- [WHAT IS BEING ASKED] The entries below are to be repeated exactly as they stand.
>> start SOURCE DATA
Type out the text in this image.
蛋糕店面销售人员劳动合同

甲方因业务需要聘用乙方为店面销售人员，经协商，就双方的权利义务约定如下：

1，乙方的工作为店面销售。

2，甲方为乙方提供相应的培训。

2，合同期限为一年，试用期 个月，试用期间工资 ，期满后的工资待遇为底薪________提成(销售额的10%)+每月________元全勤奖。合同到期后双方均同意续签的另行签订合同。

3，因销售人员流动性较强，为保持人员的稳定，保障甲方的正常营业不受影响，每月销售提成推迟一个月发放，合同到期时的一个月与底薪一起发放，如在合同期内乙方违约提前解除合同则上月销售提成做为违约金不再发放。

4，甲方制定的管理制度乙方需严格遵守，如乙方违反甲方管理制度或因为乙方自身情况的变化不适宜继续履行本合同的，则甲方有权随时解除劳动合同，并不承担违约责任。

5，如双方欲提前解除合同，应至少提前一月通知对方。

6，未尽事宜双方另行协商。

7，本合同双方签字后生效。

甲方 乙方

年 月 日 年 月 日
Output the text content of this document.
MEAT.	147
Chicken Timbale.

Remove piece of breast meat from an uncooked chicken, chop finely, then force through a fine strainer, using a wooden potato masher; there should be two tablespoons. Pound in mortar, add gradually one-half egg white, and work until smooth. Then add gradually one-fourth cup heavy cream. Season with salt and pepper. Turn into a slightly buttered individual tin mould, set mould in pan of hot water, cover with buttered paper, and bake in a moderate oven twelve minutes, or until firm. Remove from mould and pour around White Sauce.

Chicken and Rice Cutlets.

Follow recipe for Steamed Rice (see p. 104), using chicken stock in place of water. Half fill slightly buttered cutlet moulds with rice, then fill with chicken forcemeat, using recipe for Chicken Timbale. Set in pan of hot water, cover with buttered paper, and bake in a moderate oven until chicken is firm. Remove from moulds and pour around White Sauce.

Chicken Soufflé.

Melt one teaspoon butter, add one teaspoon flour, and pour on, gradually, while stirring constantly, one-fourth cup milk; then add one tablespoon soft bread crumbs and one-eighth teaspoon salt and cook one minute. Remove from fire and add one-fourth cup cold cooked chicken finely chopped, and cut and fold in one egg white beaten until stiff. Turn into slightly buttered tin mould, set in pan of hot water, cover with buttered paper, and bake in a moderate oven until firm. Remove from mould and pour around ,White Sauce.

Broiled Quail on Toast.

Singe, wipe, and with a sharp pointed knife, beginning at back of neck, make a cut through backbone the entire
>> end SOURCE DATA
- [IN RESPONSE]
Type out the text in this image.
蛋糕店面销售人员劳动合同

甲方因业务需要聘用乙方为店面销售人员，经协商，就双方的权利义务约定如下：

1，乙方的工作为店面销售。

2，甲方为乙方提供相应的培训。

2，合同期限为一年，试用期 个月，试用期间工资 ，期满后的工资待遇为底薪________提成(销售额的10%)+每月________元全勤奖。合同到期后双方均同意续签的另行签订合同。

3，因销售人员流动性较强，为保持人员的稳定，保障甲方的正常营业不受影响，每月销售提成推迟一个月发放，合同到期时的一个月与底薪一起发放，如在合同期内乙方违约提前解除合同则上月销售提成做为违约金不再发放。

4，甲方制定的管理制度乙方需严格遵守，如乙方违反甲方管理制度或因为乙方自身情况的变化不适宜继续履行本合同的，则甲方有权随时解除劳动合同，并不承担违约责任。

5，如双方欲提前解除合同，应至少提前一月通知对方。

6，未尽事宜双方另行协商。

7，本合同双方签字后生效。

甲方 乙方

年 月 日 年 月 日
Output the text content of this document.
MEAT.	147
Chicken Timbale.

Remove piece of breast meat from an uncooked chicken, chop finely, then force through a fine strainer, using a wooden potato masher; there should be two tablespoons. Pound in mortar, add gradually one-half egg white, and work until smooth. Then add gradually one-fourth cup heavy cream. Season with salt and pepper. Turn into a slightly buttered individual tin mould, set mould in pan of hot water, cover with buttered paper, and bake in a moderate oven twelve minutes, or until firm. Remove from mould and pour around White Sauce.

Chicken and Rice Cutlets.

Follow recipe for Steamed Rice (see p. 104), using chicken stock in place of water. Half fill slightly buttered cutlet moulds with rice, then fill with chicken forcemeat, using recipe for Chicken Timbale. Set in pan of hot water, cover with buttered paper, and bake in a moderate oven until chicken is firm. Remove from moulds and pour around White Sauce.

Chicken Soufflé.

Melt one teaspoon butter, add one teaspoon flour, and pour on, gradually, while stirring constantly, one-fourth cup milk; then add one tablespoon soft bread crumbs and one-eighth teaspoon salt and cook one minute. Remove from fire and add one-fourth cup cold cooked chicken finely chopped, and cut and fold in one egg white beaten until stiff. Turn into slightly buttered tin mould, set in pan of hot water, cover with buttered paper, and bake in a moderate oven until firm. Remove from mould and pour around ,White Sauce.

Broiled Quail on Toast.

Singe, wipe, and with a sharp pointed knife, beginning at back of neck, make a cut through backbone the entire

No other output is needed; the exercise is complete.